**YOUR TASK:** Your task is to print all of the material verbatim.

**INPUT ROWS:**
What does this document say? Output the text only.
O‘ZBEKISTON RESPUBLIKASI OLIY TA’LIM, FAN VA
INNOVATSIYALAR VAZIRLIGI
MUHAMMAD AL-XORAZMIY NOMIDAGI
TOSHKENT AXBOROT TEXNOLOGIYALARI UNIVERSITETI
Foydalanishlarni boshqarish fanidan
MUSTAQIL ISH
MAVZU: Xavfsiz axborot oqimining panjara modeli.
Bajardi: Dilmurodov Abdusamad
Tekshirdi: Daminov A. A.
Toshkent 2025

**REPLY TO THE EXERCISE:**
What does this document say? Output the text only.
O‘ZBEKISTON RESPUBLIKASI OLIY TA’LIM, FAN VA
INNOVATSIYALAR VAZIRLIGI
MUHAMMAD AL-XORAZMIY NOMIDAGI
TOSHKENT AXBOROT TEXNOLOGIYALARI UNIVERSITETI
Foydalanishlarni boshqarish fanidan
MUSTAQIL ISH
MAVZU: Xavfsiz axborot oqimining panjara modeli.
Bajardi: Dilmurodov Abdusamad
Tekshirdi: Daminov A. A.
Toshkent 2025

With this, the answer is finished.